EXERCISE DESCRIPTION — Without further comment, state how many lines in the listing below contain the word "name".

============

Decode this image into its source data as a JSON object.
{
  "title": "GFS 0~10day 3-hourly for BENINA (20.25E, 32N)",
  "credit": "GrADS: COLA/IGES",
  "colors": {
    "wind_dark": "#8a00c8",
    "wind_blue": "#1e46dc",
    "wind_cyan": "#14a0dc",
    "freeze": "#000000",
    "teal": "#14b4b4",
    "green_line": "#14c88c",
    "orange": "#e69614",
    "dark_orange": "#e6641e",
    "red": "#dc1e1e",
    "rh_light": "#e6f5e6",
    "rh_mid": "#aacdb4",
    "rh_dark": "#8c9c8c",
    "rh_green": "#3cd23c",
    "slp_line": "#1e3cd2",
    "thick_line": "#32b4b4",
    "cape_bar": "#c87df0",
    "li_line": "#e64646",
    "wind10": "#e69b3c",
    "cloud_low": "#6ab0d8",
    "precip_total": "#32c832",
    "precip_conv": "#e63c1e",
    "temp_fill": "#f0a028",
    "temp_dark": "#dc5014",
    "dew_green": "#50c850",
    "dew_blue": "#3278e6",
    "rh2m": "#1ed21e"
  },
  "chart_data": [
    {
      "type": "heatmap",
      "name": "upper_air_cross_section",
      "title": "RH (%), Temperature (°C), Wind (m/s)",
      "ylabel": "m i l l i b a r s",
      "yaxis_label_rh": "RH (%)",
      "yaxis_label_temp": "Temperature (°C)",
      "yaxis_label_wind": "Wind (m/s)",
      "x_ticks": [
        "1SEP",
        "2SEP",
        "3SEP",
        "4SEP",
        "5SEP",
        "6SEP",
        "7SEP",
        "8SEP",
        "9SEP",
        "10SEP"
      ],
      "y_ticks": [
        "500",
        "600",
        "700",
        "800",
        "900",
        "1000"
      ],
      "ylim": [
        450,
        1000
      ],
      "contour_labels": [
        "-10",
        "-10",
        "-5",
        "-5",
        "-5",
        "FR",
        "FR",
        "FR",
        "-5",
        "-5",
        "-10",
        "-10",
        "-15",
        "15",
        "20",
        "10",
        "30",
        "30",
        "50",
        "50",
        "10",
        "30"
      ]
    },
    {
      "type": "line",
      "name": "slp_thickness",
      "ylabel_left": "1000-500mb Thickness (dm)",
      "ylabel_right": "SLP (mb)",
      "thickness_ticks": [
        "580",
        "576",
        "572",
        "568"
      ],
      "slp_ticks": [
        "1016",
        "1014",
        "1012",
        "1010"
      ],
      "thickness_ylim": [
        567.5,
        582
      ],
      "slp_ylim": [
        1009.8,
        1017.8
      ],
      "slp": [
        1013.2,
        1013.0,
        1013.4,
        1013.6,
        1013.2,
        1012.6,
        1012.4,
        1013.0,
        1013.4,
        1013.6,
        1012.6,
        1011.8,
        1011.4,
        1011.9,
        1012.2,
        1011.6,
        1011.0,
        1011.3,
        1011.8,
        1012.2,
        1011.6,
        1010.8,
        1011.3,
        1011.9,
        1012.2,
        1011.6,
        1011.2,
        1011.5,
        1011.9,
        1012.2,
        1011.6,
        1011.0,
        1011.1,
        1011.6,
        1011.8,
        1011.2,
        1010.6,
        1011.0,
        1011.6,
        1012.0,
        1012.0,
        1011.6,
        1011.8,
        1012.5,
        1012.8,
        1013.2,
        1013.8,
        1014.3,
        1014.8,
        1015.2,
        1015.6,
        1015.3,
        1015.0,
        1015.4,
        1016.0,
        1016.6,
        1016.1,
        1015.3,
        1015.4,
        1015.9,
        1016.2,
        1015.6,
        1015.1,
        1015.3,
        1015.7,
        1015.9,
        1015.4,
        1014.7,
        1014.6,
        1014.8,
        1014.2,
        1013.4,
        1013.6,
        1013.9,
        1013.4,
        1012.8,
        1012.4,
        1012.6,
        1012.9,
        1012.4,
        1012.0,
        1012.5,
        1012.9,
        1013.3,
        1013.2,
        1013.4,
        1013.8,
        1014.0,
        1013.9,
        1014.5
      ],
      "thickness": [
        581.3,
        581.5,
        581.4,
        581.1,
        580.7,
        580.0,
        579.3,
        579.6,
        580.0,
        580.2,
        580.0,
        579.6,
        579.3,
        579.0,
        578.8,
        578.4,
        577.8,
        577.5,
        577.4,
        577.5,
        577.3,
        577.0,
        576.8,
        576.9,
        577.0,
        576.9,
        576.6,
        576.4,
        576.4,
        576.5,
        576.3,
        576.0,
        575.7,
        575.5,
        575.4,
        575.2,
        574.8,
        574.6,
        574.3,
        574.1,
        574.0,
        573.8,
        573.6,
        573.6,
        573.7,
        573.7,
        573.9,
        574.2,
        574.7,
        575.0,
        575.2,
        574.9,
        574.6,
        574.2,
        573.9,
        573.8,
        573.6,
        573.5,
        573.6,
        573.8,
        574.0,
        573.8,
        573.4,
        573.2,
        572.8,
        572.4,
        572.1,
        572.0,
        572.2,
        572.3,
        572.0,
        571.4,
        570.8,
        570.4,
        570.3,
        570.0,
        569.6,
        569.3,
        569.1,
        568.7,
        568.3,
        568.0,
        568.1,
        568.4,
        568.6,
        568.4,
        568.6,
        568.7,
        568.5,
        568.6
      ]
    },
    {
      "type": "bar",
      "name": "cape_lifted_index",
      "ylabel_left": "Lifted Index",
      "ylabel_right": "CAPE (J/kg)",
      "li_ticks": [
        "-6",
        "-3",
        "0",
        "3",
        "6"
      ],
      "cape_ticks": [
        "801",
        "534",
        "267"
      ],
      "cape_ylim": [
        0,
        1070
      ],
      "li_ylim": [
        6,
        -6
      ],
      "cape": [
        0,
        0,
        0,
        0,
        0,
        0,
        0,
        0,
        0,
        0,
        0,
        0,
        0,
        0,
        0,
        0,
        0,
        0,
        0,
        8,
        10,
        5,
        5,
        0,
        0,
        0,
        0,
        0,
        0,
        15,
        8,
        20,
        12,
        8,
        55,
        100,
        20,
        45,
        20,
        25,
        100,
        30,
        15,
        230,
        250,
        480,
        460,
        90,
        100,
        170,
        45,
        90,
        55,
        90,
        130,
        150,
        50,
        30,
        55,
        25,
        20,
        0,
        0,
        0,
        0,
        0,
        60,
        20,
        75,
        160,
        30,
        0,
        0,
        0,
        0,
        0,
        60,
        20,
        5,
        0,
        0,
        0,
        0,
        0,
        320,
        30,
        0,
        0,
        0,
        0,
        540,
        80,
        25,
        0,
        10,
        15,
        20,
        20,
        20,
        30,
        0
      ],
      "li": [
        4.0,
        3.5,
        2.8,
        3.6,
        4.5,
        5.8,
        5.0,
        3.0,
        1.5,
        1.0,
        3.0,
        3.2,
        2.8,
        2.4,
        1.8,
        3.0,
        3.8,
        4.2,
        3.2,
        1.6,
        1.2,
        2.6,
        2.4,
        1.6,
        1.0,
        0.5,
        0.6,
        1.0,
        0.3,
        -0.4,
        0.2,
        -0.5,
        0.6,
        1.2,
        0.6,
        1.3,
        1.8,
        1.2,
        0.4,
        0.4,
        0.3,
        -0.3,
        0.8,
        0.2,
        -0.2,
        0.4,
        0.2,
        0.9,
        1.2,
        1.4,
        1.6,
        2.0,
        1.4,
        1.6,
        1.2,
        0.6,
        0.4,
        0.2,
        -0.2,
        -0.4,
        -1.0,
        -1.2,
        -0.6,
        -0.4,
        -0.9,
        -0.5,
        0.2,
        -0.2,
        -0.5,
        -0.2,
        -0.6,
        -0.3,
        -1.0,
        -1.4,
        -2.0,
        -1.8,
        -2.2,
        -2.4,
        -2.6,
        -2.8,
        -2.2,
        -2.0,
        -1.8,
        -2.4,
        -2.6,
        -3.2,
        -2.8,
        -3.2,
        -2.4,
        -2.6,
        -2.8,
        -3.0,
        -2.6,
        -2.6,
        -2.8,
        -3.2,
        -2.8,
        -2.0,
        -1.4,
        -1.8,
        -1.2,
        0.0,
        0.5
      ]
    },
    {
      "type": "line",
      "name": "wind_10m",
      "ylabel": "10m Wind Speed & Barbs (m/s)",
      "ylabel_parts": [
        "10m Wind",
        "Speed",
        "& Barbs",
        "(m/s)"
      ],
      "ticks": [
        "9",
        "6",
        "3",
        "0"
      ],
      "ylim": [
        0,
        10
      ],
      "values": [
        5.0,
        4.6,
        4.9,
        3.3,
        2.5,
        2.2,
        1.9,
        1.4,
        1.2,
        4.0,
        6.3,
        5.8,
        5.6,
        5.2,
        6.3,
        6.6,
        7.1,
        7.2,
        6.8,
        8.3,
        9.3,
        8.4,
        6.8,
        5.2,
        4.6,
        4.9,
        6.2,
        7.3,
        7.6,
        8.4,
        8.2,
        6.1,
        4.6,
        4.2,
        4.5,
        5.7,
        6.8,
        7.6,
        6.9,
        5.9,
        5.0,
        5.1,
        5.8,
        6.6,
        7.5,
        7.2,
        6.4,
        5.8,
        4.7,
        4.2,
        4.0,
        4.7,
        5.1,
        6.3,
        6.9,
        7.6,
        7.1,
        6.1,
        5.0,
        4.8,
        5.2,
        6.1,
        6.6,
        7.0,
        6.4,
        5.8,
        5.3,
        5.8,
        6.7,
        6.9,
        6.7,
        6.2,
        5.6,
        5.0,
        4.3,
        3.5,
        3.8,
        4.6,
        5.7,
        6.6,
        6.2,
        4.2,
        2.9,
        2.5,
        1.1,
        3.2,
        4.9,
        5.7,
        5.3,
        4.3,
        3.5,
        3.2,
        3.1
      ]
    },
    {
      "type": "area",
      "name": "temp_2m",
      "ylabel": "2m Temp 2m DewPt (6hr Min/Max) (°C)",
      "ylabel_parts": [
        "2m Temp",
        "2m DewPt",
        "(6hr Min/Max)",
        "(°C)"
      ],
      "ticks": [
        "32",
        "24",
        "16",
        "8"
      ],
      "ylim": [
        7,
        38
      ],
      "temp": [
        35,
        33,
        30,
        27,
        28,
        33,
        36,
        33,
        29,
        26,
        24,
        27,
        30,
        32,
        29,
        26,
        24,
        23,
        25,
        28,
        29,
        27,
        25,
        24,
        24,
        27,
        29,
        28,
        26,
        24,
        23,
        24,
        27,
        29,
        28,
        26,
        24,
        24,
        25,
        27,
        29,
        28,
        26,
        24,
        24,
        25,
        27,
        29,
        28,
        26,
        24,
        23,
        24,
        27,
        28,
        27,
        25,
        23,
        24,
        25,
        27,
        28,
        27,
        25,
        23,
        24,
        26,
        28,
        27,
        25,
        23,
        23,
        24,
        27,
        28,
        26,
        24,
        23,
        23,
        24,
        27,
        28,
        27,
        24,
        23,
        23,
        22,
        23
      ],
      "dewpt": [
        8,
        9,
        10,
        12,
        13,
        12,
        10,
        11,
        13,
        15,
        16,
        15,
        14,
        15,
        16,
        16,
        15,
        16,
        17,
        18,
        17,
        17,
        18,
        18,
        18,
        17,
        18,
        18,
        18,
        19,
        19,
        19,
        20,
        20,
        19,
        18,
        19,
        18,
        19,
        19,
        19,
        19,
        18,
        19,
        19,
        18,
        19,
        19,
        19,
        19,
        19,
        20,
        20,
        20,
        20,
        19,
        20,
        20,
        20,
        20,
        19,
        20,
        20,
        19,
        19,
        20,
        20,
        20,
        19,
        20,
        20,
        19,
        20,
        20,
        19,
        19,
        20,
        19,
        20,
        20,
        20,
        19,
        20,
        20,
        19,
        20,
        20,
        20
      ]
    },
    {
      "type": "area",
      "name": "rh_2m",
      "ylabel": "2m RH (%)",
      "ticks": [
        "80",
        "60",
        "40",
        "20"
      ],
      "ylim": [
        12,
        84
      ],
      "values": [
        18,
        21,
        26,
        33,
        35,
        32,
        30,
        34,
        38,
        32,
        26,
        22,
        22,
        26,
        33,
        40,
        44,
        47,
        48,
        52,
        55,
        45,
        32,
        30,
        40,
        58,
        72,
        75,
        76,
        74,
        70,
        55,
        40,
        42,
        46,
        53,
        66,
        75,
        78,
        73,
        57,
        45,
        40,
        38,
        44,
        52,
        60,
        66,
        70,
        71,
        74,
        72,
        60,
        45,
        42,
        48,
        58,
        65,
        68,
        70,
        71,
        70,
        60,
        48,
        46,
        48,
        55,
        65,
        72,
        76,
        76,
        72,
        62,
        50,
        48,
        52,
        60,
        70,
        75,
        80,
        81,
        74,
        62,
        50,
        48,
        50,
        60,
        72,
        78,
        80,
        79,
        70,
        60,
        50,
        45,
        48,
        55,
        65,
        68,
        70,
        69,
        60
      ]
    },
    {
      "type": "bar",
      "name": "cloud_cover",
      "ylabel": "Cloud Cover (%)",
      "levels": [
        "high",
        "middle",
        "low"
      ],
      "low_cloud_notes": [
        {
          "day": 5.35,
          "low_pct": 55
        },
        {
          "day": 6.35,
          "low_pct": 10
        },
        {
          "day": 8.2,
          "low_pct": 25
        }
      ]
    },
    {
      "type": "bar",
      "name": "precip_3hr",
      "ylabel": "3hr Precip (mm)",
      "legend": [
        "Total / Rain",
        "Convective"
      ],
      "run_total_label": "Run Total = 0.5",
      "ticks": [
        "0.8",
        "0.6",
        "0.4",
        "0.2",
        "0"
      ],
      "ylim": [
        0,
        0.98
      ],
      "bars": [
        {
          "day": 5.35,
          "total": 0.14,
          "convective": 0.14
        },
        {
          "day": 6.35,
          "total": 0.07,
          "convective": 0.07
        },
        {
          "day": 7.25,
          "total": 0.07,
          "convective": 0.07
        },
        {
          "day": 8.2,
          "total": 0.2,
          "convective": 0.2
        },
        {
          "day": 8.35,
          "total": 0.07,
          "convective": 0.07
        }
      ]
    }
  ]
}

============

OUTPUT BELOW — 8